[Stored items from a collection]
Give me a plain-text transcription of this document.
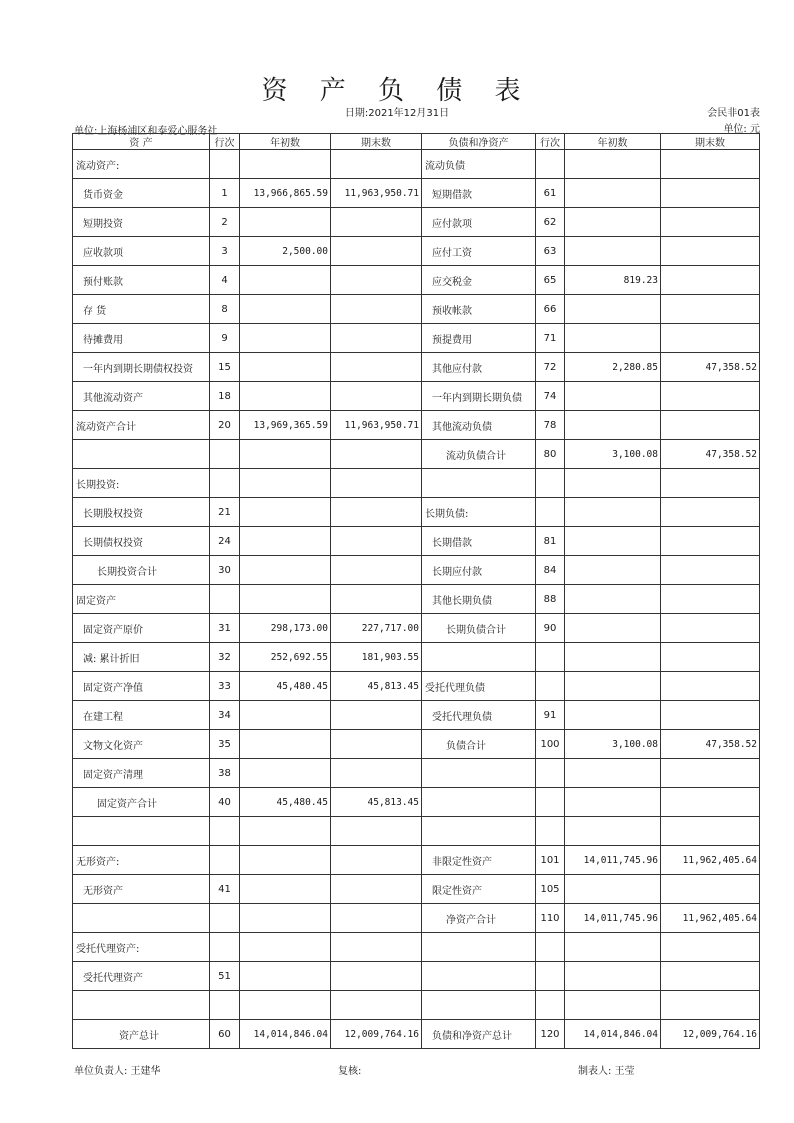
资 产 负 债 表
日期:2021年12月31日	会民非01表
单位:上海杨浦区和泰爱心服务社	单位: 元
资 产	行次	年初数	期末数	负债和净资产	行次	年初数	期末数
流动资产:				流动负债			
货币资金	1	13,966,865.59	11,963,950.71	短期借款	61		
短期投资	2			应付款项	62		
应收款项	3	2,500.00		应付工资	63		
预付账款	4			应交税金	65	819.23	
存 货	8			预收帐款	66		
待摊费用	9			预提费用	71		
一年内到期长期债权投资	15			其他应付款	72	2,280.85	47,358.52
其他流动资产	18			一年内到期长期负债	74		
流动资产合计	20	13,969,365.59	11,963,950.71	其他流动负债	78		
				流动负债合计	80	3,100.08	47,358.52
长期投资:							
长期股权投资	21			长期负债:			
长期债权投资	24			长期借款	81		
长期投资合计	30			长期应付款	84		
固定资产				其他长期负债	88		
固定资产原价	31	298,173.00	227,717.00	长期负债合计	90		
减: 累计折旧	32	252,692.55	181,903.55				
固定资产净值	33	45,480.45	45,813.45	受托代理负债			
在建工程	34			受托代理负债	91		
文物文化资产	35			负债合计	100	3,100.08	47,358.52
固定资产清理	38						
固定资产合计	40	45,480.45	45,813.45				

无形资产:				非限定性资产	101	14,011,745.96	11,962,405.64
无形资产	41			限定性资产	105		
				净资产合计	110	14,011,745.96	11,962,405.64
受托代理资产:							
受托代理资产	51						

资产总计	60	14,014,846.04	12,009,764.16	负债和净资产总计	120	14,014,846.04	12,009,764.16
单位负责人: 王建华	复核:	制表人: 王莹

> Exercise instructions: Filter the entries above down to the lines containing the word "受托代理负债".

> Task answer:
固定资产净值	33	45,480.45	45,813.45	受托代理负债			
在建工程	34			受托代理负债	91		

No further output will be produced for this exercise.